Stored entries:
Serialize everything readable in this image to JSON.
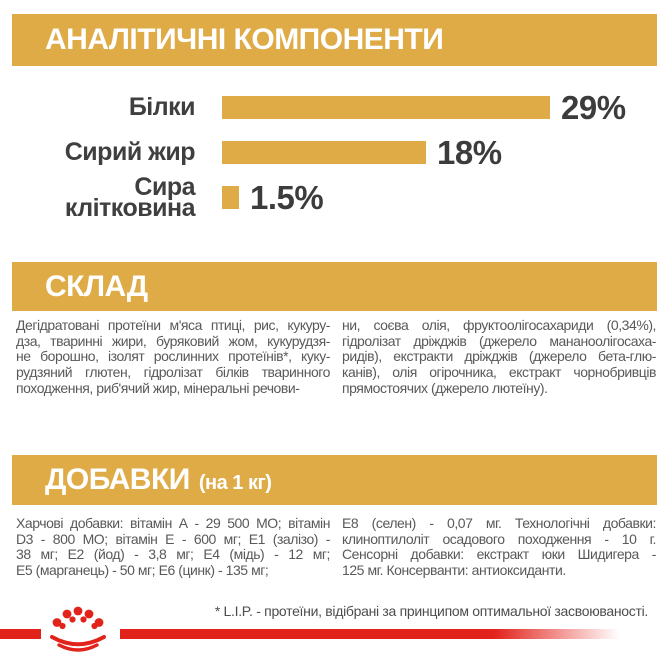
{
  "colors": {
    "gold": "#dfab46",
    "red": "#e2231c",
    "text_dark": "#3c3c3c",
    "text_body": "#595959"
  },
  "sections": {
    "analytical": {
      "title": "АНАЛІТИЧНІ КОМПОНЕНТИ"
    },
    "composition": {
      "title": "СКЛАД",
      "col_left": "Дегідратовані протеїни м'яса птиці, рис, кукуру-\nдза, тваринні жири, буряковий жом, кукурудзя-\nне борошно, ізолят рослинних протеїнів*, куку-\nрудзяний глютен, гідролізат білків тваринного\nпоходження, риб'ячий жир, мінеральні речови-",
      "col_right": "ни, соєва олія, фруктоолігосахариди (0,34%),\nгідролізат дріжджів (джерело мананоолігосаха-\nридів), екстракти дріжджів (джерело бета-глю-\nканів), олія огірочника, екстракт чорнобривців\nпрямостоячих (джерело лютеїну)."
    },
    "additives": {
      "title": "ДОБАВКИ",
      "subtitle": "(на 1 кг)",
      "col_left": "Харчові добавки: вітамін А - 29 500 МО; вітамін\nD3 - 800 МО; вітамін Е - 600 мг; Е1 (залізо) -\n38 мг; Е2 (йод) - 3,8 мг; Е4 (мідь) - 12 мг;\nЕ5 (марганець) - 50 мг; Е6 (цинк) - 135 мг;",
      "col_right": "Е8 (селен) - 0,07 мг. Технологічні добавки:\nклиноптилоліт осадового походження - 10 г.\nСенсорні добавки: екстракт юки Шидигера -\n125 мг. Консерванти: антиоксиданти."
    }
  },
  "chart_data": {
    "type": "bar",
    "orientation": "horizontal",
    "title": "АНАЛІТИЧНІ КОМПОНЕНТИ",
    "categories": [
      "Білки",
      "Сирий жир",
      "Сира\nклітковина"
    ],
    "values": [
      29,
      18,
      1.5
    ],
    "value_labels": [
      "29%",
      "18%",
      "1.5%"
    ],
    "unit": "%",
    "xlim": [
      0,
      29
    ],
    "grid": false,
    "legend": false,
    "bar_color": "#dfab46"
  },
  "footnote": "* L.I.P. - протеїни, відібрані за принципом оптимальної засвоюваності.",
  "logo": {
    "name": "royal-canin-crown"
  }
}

*Stated task*
Transcribe the preceding listing in its entirety and with exact wording, leaving out pictures.

*Exercise result*
Serialize everything readable in this image to JSON.
{
  "colors": {
    "gold": "#dfab46",
    "red": "#e2231c",
    "text_dark": "#3c3c3c",
    "text_body": "#595959"
  },
  "sections": {
    "analytical": {
      "title": "АНАЛІТИЧНІ КОМПОНЕНТИ"
    },
    "composition": {
      "title": "СКЛАД",
      "col_left": "Дегідратовані протеїни м'яса птиці, рис, кукуру-\nдза, тваринні жири, буряковий жом, кукурудзя-\nне борошно, ізолят рослинних протеїнів*, куку-\nрудзяний глютен, гідролізат білків тваринного\nпоходження, риб'ячий жир, мінеральні речови-",
      "col_right": "ни, соєва олія, фруктоолігосахариди (0,34%),\nгідролізат дріжджів (джерело мананоолігосаха-\nридів), екстракти дріжджів (джерело бета-глю-\nканів), олія огірочника, екстракт чорнобривців\nпрямостоячих (джерело лютеїну)."
    },
    "additives": {
      "title": "ДОБАВКИ",
      "subtitle": "(на 1 кг)",
      "col_left": "Харчові добавки: вітамін А - 29 500 МО; вітамін\nD3 - 800 МО; вітамін Е - 600 мг; Е1 (залізо) -\n38 мг; Е2 (йод) - 3,8 мг; Е4 (мідь) - 12 мг;\nЕ5 (марганець) - 50 мг; Е6 (цинк) - 135 мг;",
      "col_right": "Е8 (селен) - 0,07 мг. Технологічні добавки:\nклиноптилоліт осадового походження - 10 г.\nСенсорні добавки: екстракт юки Шидигера -\n125 мг. Консерванти: антиоксиданти."
    }
  },
  "chart_data": {
    "type": "bar",
    "orientation": "horizontal",
    "title": "АНАЛІТИЧНІ КОМПОНЕНТИ",
    "categories": [
      "Білки",
      "Сирий жир",
      "Сира\nклітковина"
    ],
    "values": [
      29,
      18,
      1.5
    ],
    "value_labels": [
      "29%",
      "18%",
      "1.5%"
    ],
    "unit": "%",
    "xlim": [
      0,
      29
    ],
    "grid": false,
    "legend": false,
    "bar_color": "#dfab46"
  },
  "footnote": "* L.I.P. - протеїни, відібрані за принципом оптимальної засвоюваності.",
  "logo": {
    "name": "royal-canin-crown"
  }
}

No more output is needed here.